* [Prompt]
Write the data out again, exactly as given.

* [Given records]
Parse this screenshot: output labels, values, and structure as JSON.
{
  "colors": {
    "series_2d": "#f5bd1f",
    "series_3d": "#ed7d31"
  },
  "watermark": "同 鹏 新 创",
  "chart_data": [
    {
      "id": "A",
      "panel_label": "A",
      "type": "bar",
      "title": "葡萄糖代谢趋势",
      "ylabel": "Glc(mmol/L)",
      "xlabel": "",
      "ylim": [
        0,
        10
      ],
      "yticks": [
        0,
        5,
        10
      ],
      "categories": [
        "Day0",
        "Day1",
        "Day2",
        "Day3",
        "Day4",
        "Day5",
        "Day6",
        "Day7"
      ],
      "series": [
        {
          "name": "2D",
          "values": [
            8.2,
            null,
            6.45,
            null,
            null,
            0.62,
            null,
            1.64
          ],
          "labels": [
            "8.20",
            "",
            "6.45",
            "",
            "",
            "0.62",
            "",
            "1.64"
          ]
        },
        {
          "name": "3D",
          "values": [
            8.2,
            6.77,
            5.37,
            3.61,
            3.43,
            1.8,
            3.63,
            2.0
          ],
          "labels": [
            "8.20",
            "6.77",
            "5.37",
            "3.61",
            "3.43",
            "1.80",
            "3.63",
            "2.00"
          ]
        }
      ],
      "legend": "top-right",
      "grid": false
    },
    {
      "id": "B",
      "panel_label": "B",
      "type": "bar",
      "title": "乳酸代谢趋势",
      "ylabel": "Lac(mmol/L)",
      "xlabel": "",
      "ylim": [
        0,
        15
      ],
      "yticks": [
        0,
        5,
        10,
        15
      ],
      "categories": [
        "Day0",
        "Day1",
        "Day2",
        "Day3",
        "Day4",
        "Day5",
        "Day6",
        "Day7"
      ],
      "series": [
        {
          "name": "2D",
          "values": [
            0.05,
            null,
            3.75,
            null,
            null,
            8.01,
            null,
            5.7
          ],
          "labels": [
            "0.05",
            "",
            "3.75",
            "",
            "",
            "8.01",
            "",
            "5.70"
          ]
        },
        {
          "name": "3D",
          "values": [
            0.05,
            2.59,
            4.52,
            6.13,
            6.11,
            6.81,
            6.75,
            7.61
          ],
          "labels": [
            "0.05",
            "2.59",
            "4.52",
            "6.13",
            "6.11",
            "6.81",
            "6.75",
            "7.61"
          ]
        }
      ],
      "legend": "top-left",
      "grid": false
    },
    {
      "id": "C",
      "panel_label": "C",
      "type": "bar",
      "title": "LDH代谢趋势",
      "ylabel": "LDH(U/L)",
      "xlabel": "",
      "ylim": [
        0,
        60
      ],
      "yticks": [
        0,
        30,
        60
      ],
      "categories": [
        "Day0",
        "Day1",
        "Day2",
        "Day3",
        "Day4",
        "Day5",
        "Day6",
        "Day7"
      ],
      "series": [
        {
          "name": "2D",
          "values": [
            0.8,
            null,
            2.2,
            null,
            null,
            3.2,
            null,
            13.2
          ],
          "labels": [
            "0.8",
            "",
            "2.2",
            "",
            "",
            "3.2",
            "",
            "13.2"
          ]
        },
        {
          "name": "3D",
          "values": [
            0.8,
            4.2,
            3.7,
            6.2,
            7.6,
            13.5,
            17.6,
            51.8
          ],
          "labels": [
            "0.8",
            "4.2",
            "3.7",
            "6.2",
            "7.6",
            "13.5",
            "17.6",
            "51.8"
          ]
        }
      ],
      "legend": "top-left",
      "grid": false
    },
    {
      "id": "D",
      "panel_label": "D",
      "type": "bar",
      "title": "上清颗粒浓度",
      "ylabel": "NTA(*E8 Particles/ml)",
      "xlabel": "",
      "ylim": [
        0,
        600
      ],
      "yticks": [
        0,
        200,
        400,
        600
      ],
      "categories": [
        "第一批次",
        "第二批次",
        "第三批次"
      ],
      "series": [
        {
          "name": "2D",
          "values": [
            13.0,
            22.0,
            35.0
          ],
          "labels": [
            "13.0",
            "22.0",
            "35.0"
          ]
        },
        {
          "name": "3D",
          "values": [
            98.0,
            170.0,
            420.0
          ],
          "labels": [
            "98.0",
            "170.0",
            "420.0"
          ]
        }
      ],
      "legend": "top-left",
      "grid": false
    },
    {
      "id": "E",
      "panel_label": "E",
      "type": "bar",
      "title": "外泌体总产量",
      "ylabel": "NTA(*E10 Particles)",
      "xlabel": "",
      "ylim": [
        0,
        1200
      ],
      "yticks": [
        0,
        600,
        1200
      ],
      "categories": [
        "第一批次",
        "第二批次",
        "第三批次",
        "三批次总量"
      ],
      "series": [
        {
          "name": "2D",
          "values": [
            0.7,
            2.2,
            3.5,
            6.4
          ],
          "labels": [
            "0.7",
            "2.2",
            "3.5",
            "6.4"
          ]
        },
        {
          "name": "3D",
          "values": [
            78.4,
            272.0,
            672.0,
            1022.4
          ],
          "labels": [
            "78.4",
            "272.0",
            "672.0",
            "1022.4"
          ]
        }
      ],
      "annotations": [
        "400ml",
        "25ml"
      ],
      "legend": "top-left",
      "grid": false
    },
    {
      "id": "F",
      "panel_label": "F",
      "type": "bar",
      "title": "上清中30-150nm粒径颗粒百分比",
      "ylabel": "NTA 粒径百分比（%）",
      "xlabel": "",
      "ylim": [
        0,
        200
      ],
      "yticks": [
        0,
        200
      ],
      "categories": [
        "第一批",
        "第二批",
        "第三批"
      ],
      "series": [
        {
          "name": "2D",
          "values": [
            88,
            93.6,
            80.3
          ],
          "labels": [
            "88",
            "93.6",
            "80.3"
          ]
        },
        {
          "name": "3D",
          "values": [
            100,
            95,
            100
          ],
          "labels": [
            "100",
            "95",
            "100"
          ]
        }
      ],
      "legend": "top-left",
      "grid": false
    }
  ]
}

* [Task result]
Parse this screenshot: output labels, values, and structure as JSON.
{
  "colors": {
    "series_2d": "#f5bd1f",
    "series_3d": "#ed7d31"
  },
  "watermark": "同 鹏 新 创",
  "chart_data": [
    {
      "id": "A",
      "panel_label": "A",
      "type": "bar",
      "title": "葡萄糖代谢趋势",
      "ylabel": "Glc(mmol/L)",
      "xlabel": "",
      "ylim": [
        0,
        10
      ],
      "yticks": [
        0,
        5,
        10
      ],
      "categories": [
        "Day0",
        "Day1",
        "Day2",
        "Day3",
        "Day4",
        "Day5",
        "Day6",
        "Day7"
      ],
      "series": [
        {
          "name": "2D",
          "values": [
            8.2,
            null,
            6.45,
            null,
            null,
            0.62,
            null,
            1.64
          ],
          "labels": [
            "8.20",
            "",
            "6.45",
            "",
            "",
            "0.62",
            "",
            "1.64"
          ]
        },
        {
          "name": "3D",
          "values": [
            8.2,
            6.77,
            5.37,
            3.61,
            3.43,
            1.8,
            3.63,
            2.0
          ],
          "labels": [
            "8.20",
            "6.77",
            "5.37",
            "3.61",
            "3.43",
            "1.80",
            "3.63",
            "2.00"
          ]
        }
      ],
      "legend": "top-right",
      "grid": false
    },
    {
      "id": "B",
      "panel_label": "B",
      "type": "bar",
      "title": "乳酸代谢趋势",
      "ylabel": "Lac(mmol/L)",
      "xlabel": "",
      "ylim": [
        0,
        15
      ],
      "yticks": [
        0,
        5,
        10,
        15
      ],
      "categories": [
        "Day0",
        "Day1",
        "Day2",
        "Day3",
        "Day4",
        "Day5",
        "Day6",
        "Day7"
      ],
      "series": [
        {
          "name": "2D",
          "values": [
            0.05,
            null,
            3.75,
            null,
            null,
            8.01,
            null,
            5.7
          ],
          "labels": [
            "0.05",
            "",
            "3.75",
            "",
            "",
            "8.01",
            "",
            "5.70"
          ]
        },
        {
          "name": "3D",
          "values": [
            0.05,
            2.59,
            4.52,
            6.13,
            6.11,
            6.81,
            6.75,
            7.61
          ],
          "labels": [
            "0.05",
            "2.59",
            "4.52",
            "6.13",
            "6.11",
            "6.81",
            "6.75",
            "7.61"
          ]
        }
      ],
      "legend": "top-left",
      "grid": false
    },
    {
      "id": "C",
      "panel_label": "C",
      "type": "bar",
      "title": "LDH代谢趋势",
      "ylabel": "LDH(U/L)",
      "xlabel": "",
      "ylim": [
        0,
        60
      ],
      "yticks": [
        0,
        30,
        60
      ],
      "categories": [
        "Day0",
        "Day1",
        "Day2",
        "Day3",
        "Day4",
        "Day5",
        "Day6",
        "Day7"
      ],
      "series": [
        {
          "name": "2D",
          "values": [
            0.8,
            null,
            2.2,
            null,
            null,
            3.2,
            null,
            13.2
          ],
          "labels": [
            "0.8",
            "",
            "2.2",
            "",
            "",
            "3.2",
            "",
            "13.2"
          ]
        },
        {
          "name": "3D",
          "values": [
            0.8,
            4.2,
            3.7,
            6.2,
            7.6,
            13.5,
            17.6,
            51.8
          ],
          "labels": [
            "0.8",
            "4.2",
            "3.7",
            "6.2",
            "7.6",
            "13.5",
            "17.6",
            "51.8"
          ]
        }
      ],
      "legend": "top-left",
      "grid": false
    },
    {
      "id": "D",
      "panel_label": "D",
      "type": "bar",
      "title": "上清颗粒浓度",
      "ylabel": "NTA(*E8 Particles/ml)",
      "xlabel": "",
      "ylim": [
        0,
        600
      ],
      "yticks": [
        0,
        200,
        400,
        600
      ],
      "categories": [
        "第一批次",
        "第二批次",
        "第三批次"
      ],
      "series": [
        {
          "name": "2D",
          "values": [
            13.0,
            22.0,
            35.0
          ],
          "labels": [
            "13.0",
            "22.0",
            "35.0"
          ]
        },
        {
          "name": "3D",
          "values": [
            98.0,
            170.0,
            420.0
          ],
          "labels": [
            "98.0",
            "170.0",
            "420.0"
          ]
        }
      ],
      "legend": "top-left",
      "grid": false
    },
    {
      "id": "E",
      "panel_label": "E",
      "type": "bar",
      "title": "外泌体总产量",
      "ylabel": "NTA(*E10 Particles)",
      "xlabel": "",
      "ylim": [
        0,
        1200
      ],
      "yticks": [
        0,
        600,
        1200
      ],
      "categories": [
        "第一批次",
        "第二批次",
        "第三批次",
        "三批次总量"
      ],
      "series": [
        {
          "name": "2D",
          "values": [
            0.7,
            2.2,
            3.5,
            6.4
          ],
          "labels": [
            "0.7",
            "2.2",
            "3.5",
            "6.4"
          ]
        },
        {
          "name": "3D",
          "values": [
            78.4,
            272.0,
            672.0,
            1022.4
          ],
          "labels": [
            "78.4",
            "272.0",
            "672.0",
            "1022.4"
          ]
        }
      ],
      "annotations": [
        "400ml",
        "25ml"
      ],
      "legend": "top-left",
      "grid": false
    },
    {
      "id": "F",
      "panel_label": "F",
      "type": "bar",
      "title": "上清中30-150nm粒径颗粒百分比",
      "ylabel": "NTA 粒径百分比（%）",
      "xlabel": "",
      "ylim": [
        0,
        200
      ],
      "yticks": [
        0,
        200
      ],
      "categories": [
        "第一批",
        "第二批",
        "第三批"
      ],
      "series": [
        {
          "name": "2D",
          "values": [
            88,
            93.6,
            80.3
          ],
          "labels": [
            "88",
            "93.6",
            "80.3"
          ]
        },
        {
          "name": "3D",
          "values": [
            100,
            95,
            100
          ],
          "labels": [
            "100",
            "95",
            "100"
          ]
        }
      ],
      "legend": "top-left",
      "grid": false
    }
  ]
}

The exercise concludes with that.